Data tied to figure images
:::::

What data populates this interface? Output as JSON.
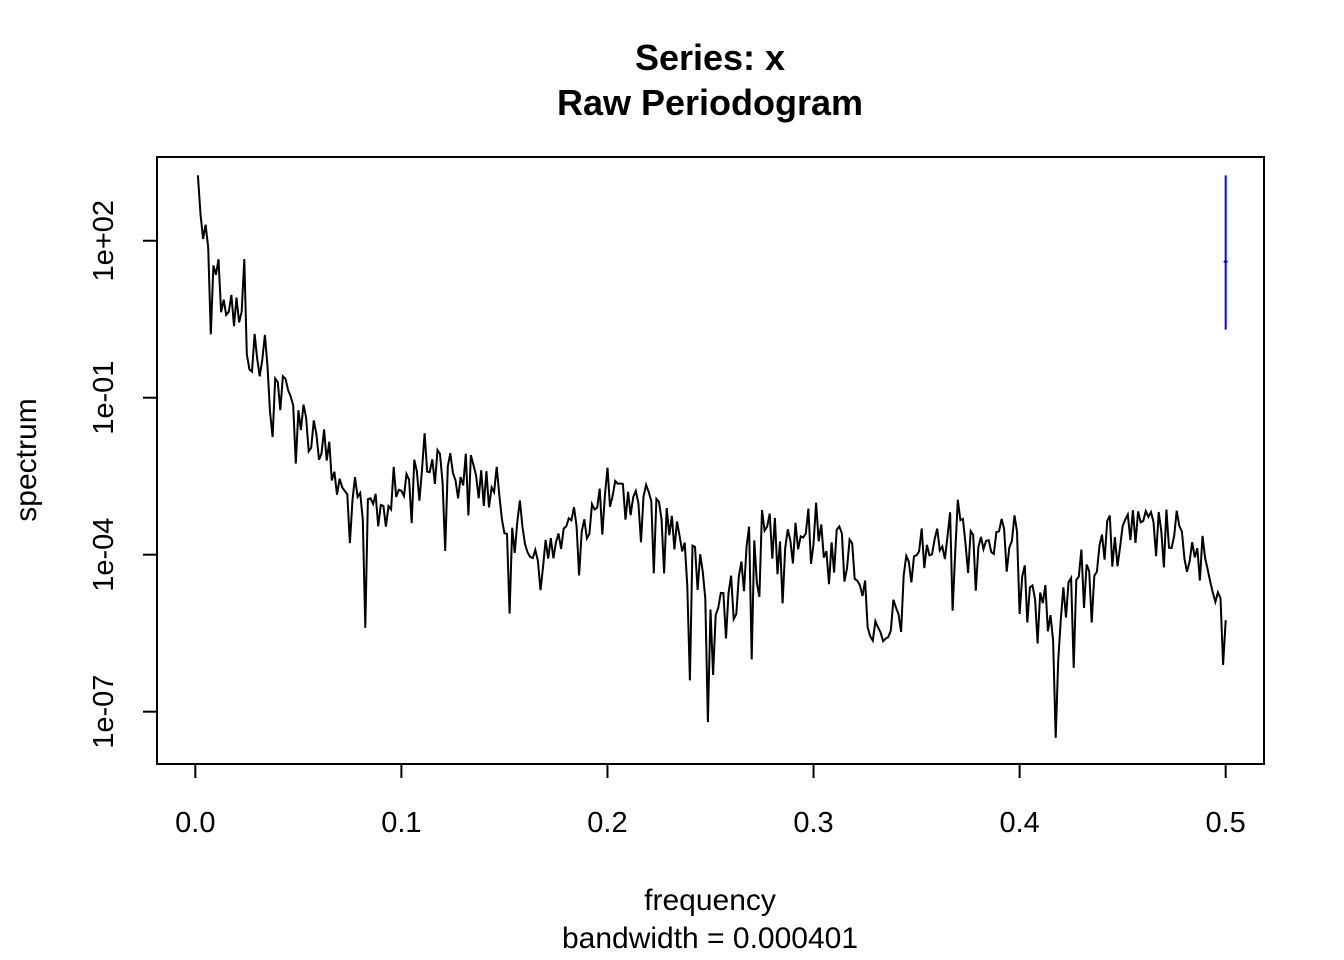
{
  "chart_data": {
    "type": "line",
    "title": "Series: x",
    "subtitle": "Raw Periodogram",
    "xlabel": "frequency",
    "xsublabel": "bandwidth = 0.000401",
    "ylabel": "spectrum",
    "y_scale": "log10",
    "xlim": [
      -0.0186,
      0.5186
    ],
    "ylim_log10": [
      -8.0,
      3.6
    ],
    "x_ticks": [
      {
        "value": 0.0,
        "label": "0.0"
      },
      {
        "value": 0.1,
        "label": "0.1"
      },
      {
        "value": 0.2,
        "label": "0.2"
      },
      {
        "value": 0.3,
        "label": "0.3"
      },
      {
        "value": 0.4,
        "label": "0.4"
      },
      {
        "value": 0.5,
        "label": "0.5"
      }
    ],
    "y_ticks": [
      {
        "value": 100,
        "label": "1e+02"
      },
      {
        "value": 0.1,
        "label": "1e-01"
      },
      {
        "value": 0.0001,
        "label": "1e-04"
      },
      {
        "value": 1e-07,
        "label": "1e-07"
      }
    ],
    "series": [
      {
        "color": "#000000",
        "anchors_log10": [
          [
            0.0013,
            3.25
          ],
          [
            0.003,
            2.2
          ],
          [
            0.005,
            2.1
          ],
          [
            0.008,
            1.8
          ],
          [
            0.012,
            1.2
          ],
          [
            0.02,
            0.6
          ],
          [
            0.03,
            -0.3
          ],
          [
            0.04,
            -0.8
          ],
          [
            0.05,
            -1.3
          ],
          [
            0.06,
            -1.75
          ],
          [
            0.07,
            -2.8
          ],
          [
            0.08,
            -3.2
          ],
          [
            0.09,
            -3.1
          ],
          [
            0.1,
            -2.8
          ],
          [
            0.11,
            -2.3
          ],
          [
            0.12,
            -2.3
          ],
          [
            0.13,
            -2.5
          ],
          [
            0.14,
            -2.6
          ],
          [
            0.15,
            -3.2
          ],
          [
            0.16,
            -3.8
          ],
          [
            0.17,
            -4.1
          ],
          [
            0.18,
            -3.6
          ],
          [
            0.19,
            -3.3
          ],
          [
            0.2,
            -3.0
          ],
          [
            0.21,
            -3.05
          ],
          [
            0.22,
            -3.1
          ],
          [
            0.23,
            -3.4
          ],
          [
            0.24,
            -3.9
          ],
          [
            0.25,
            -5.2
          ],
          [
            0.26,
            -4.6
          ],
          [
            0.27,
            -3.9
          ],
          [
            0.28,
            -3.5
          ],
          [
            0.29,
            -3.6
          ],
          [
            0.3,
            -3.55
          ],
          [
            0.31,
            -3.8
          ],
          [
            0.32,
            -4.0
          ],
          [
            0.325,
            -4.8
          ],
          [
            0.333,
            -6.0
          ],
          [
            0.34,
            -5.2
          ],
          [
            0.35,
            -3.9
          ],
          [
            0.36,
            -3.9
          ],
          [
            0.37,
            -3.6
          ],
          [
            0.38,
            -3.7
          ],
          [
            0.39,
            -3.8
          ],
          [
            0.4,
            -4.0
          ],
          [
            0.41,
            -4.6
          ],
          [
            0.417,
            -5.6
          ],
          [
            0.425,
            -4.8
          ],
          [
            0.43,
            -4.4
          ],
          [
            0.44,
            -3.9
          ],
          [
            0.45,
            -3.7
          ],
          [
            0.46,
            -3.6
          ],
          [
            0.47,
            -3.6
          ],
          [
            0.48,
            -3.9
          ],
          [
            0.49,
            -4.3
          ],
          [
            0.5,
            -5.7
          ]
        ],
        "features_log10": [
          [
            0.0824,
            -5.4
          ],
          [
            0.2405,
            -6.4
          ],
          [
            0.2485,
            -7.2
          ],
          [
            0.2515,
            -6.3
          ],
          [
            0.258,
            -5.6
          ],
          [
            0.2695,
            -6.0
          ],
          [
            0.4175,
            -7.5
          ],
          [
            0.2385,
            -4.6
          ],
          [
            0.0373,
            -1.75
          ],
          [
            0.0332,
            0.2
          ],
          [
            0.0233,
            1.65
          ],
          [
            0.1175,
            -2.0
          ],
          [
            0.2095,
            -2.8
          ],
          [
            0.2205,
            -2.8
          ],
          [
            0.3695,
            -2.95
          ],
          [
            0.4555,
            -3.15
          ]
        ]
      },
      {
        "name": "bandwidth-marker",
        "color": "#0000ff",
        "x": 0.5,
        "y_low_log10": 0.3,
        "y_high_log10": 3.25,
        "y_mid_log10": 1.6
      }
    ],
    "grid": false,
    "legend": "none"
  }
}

:::::

- **To be done**: Copy the records above exactly, leaving out every picture.

- **Task output**:
What data populates this interface? Output as JSON.
{
  "chart_data": {
    "type": "line",
    "title": "Series: x",
    "subtitle": "Raw Periodogram",
    "xlabel": "frequency",
    "xsublabel": "bandwidth = 0.000401",
    "ylabel": "spectrum",
    "y_scale": "log10",
    "xlim": [
      -0.0186,
      0.5186
    ],
    "ylim_log10": [
      -8.0,
      3.6
    ],
    "x_ticks": [
      {
        "value": 0.0,
        "label": "0.0"
      },
      {
        "value": 0.1,
        "label": "0.1"
      },
      {
        "value": 0.2,
        "label": "0.2"
      },
      {
        "value": 0.3,
        "label": "0.3"
      },
      {
        "value": 0.4,
        "label": "0.4"
      },
      {
        "value": 0.5,
        "label": "0.5"
      }
    ],
    "y_ticks": [
      {
        "value": 100,
        "label": "1e+02"
      },
      {
        "value": 0.1,
        "label": "1e-01"
      },
      {
        "value": 0.0001,
        "label": "1e-04"
      },
      {
        "value": 1e-07,
        "label": "1e-07"
      }
    ],
    "series": [
      {
        "color": "#000000",
        "anchors_log10": [
          [
            0.0013,
            3.25
          ],
          [
            0.003,
            2.2
          ],
          [
            0.005,
            2.1
          ],
          [
            0.008,
            1.8
          ],
          [
            0.012,
            1.2
          ],
          [
            0.02,
            0.6
          ],
          [
            0.03,
            -0.3
          ],
          [
            0.04,
            -0.8
          ],
          [
            0.05,
            -1.3
          ],
          [
            0.06,
            -1.75
          ],
          [
            0.07,
            -2.8
          ],
          [
            0.08,
            -3.2
          ],
          [
            0.09,
            -3.1
          ],
          [
            0.1,
            -2.8
          ],
          [
            0.11,
            -2.3
          ],
          [
            0.12,
            -2.3
          ],
          [
            0.13,
            -2.5
          ],
          [
            0.14,
            -2.6
          ],
          [
            0.15,
            -3.2
          ],
          [
            0.16,
            -3.8
          ],
          [
            0.17,
            -4.1
          ],
          [
            0.18,
            -3.6
          ],
          [
            0.19,
            -3.3
          ],
          [
            0.2,
            -3.0
          ],
          [
            0.21,
            -3.05
          ],
          [
            0.22,
            -3.1
          ],
          [
            0.23,
            -3.4
          ],
          [
            0.24,
            -3.9
          ],
          [
            0.25,
            -5.2
          ],
          [
            0.26,
            -4.6
          ],
          [
            0.27,
            -3.9
          ],
          [
            0.28,
            -3.5
          ],
          [
            0.29,
            -3.6
          ],
          [
            0.3,
            -3.55
          ],
          [
            0.31,
            -3.8
          ],
          [
            0.32,
            -4.0
          ],
          [
            0.325,
            -4.8
          ],
          [
            0.333,
            -6.0
          ],
          [
            0.34,
            -5.2
          ],
          [
            0.35,
            -3.9
          ],
          [
            0.36,
            -3.9
          ],
          [
            0.37,
            -3.6
          ],
          [
            0.38,
            -3.7
          ],
          [
            0.39,
            -3.8
          ],
          [
            0.4,
            -4.0
          ],
          [
            0.41,
            -4.6
          ],
          [
            0.417,
            -5.6
          ],
          [
            0.425,
            -4.8
          ],
          [
            0.43,
            -4.4
          ],
          [
            0.44,
            -3.9
          ],
          [
            0.45,
            -3.7
          ],
          [
            0.46,
            -3.6
          ],
          [
            0.47,
            -3.6
          ],
          [
            0.48,
            -3.9
          ],
          [
            0.49,
            -4.3
          ],
          [
            0.5,
            -5.7
          ]
        ],
        "features_log10": [
          [
            0.0824,
            -5.4
          ],
          [
            0.2405,
            -6.4
          ],
          [
            0.2485,
            -7.2
          ],
          [
            0.2515,
            -6.3
          ],
          [
            0.258,
            -5.6
          ],
          [
            0.2695,
            -6.0
          ],
          [
            0.4175,
            -7.5
          ],
          [
            0.2385,
            -4.6
          ],
          [
            0.0373,
            -1.75
          ],
          [
            0.0332,
            0.2
          ],
          [
            0.0233,
            1.65
          ],
          [
            0.1175,
            -2.0
          ],
          [
            0.2095,
            -2.8
          ],
          [
            0.2205,
            -2.8
          ],
          [
            0.3695,
            -2.95
          ],
          [
            0.4555,
            -3.15
          ]
        ]
      },
      {
        "name": "bandwidth-marker",
        "color": "#0000ff",
        "x": 0.5,
        "y_low_log10": 0.3,
        "y_high_log10": 3.25,
        "y_mid_log10": 1.6
      }
    ],
    "grid": false,
    "legend": "none"
  }
}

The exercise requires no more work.